◆ WHAT IS REQUIRED
Examine each line of the data. Copy those that contain the string "phẩm".

Stored data:

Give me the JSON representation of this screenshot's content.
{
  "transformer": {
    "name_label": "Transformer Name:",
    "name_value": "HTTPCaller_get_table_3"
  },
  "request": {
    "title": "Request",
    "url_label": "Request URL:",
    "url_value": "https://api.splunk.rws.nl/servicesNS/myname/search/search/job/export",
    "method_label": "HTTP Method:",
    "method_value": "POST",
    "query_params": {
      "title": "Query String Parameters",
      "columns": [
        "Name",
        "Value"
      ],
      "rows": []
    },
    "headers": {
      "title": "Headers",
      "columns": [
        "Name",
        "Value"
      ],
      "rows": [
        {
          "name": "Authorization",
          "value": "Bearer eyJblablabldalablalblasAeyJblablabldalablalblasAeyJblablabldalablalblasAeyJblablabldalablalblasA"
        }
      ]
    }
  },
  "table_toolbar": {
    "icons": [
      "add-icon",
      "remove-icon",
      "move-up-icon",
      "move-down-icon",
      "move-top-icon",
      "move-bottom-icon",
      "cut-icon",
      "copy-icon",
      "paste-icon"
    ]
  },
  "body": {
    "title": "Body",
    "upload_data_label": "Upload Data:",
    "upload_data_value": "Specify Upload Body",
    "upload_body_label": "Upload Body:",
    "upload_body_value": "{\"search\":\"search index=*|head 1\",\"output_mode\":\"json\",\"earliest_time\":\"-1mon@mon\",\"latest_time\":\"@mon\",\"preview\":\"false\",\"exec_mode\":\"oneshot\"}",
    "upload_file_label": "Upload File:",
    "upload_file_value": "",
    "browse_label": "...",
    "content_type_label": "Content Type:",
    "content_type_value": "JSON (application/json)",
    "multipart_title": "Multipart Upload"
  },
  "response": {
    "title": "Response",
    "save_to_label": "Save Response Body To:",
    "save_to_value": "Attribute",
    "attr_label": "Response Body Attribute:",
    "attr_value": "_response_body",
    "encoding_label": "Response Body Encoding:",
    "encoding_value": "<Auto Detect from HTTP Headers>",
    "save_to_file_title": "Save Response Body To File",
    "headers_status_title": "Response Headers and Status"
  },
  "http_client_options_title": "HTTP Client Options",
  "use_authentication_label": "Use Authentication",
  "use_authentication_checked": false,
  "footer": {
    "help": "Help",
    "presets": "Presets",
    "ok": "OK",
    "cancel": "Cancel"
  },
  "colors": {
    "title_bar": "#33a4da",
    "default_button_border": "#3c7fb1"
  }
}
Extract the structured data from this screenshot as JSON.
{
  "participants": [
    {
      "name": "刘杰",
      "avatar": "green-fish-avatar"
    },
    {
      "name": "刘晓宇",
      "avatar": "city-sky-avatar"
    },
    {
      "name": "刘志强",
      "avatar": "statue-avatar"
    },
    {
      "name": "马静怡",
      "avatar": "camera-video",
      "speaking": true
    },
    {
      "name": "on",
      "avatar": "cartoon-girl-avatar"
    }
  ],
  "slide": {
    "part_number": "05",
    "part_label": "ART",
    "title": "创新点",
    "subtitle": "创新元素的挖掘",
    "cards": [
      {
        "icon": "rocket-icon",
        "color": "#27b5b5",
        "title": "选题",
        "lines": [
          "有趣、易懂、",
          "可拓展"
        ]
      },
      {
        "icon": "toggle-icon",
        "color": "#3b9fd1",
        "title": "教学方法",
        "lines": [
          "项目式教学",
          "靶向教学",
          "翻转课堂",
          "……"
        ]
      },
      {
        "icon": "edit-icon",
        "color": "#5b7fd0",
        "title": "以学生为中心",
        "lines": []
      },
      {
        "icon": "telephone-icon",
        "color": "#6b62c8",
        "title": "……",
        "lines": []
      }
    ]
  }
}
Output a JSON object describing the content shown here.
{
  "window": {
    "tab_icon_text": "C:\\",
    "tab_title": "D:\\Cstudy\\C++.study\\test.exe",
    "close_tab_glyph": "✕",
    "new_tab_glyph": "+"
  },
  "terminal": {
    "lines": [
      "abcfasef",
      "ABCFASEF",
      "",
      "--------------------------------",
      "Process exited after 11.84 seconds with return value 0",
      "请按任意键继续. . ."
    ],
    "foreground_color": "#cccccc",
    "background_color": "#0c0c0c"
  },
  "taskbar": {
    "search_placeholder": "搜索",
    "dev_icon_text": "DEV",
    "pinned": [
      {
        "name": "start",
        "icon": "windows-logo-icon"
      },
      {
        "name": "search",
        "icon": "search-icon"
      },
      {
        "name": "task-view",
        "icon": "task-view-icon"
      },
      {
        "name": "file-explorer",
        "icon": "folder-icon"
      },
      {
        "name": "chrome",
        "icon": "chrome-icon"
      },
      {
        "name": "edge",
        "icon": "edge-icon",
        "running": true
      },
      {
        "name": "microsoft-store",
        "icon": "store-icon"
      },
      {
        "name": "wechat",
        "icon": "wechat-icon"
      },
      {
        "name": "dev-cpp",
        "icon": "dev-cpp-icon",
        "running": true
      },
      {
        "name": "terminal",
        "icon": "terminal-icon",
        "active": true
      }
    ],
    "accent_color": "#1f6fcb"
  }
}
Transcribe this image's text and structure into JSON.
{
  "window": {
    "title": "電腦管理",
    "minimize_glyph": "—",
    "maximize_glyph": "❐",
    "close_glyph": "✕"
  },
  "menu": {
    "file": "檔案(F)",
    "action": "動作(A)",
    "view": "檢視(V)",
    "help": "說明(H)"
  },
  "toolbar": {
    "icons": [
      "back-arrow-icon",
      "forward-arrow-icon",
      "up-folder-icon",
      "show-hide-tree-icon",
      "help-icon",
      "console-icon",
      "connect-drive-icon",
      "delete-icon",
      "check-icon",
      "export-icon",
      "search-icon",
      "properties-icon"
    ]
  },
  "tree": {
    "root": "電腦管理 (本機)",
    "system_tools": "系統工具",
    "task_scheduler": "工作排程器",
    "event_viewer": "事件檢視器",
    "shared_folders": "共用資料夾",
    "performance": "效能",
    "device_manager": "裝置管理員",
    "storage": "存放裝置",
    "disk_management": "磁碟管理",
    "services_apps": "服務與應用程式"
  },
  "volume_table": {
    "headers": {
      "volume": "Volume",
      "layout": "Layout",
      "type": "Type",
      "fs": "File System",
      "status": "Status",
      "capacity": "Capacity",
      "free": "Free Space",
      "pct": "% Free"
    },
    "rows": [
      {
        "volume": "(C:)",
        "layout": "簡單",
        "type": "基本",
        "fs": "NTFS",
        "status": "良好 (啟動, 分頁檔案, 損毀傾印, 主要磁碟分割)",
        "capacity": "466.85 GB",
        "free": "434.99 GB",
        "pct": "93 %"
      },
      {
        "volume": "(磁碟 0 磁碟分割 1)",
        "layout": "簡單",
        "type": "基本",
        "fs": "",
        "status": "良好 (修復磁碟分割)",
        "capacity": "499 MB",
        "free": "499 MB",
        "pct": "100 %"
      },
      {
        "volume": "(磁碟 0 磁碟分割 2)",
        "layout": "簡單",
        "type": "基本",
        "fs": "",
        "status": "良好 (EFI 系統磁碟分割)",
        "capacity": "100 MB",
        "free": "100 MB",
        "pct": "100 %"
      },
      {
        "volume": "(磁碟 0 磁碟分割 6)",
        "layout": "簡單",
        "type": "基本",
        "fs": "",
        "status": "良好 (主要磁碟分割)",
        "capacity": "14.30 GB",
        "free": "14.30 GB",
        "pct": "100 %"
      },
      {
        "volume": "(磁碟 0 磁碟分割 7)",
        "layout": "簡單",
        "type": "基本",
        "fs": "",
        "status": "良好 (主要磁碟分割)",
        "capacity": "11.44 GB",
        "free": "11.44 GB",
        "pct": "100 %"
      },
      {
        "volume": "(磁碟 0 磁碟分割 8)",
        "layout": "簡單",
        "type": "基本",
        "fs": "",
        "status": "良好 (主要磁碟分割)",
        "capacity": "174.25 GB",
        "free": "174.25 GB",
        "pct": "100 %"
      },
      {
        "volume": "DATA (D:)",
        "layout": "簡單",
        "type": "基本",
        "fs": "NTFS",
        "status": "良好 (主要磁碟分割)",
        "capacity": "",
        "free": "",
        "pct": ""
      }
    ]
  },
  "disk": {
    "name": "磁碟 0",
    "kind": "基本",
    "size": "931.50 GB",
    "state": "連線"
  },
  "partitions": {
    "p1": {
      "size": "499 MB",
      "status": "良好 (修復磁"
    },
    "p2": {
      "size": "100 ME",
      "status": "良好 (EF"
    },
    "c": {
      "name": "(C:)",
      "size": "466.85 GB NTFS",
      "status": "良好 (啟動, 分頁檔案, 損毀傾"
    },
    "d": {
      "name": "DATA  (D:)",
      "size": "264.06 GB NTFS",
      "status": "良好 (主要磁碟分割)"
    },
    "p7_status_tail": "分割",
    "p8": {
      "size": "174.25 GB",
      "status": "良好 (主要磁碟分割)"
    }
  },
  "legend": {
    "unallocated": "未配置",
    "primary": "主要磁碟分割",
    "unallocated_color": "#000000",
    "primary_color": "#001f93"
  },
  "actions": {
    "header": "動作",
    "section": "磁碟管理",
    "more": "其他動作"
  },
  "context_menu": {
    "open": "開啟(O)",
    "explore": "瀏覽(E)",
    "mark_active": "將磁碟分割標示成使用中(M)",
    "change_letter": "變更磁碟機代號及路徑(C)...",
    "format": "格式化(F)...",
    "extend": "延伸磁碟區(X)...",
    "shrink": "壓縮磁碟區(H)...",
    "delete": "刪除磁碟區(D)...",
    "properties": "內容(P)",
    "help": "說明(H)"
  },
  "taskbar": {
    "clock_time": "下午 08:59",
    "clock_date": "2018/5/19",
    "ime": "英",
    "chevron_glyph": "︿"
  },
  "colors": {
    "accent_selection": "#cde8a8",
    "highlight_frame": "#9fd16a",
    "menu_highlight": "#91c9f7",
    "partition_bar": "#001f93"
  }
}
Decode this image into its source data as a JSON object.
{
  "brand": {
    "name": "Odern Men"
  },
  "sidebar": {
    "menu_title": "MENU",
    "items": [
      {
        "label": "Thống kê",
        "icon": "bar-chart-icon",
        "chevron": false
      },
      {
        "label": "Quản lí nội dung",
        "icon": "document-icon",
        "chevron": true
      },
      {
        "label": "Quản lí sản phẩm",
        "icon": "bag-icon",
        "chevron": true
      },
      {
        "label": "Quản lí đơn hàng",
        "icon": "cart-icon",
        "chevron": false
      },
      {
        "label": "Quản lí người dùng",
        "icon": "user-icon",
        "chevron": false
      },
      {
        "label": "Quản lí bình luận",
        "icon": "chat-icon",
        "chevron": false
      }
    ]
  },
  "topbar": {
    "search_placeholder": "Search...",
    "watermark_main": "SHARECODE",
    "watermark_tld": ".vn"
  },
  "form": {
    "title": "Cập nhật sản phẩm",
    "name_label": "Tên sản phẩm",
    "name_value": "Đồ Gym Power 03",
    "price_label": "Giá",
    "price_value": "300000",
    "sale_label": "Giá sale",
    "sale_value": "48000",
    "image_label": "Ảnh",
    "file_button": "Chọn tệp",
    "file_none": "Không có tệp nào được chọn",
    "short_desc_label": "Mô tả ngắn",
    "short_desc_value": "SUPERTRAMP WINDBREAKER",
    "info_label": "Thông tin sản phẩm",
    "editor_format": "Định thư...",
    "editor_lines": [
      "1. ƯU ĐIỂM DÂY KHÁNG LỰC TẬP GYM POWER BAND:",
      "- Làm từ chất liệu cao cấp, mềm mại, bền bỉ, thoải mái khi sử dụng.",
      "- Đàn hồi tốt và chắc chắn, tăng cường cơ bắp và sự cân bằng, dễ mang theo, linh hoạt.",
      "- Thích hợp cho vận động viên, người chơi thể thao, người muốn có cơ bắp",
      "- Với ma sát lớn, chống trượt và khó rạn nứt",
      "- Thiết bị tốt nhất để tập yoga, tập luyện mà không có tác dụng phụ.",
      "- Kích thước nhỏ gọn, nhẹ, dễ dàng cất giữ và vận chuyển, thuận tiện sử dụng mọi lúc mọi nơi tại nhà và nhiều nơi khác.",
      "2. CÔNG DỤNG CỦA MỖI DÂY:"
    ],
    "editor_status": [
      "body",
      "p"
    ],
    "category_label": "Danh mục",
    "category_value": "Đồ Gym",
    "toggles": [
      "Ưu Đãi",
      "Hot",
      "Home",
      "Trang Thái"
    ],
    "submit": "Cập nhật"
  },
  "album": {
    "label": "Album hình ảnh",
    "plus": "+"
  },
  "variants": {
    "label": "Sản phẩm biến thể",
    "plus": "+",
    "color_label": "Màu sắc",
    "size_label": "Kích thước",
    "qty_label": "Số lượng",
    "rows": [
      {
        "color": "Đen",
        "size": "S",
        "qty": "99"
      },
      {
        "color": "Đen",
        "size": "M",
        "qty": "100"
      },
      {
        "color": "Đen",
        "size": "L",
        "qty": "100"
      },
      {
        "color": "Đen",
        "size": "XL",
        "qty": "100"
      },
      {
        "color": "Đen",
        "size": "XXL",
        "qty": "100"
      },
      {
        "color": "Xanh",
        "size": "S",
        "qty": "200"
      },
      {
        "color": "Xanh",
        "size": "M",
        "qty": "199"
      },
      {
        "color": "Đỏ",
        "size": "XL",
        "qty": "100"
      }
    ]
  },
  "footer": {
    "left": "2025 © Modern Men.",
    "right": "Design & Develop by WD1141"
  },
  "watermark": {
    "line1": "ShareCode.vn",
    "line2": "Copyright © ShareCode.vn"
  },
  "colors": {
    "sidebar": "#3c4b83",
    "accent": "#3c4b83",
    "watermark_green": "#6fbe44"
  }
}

◆ THE RESULT
        "label": "Quản lí sản phẩm",
    "title": "Cập nhật sản phẩm",
    "name_label": "Tên sản phẩm",
    "info_label": "Thông tin sản phẩm",
    "label": "Sản phẩm biến thể",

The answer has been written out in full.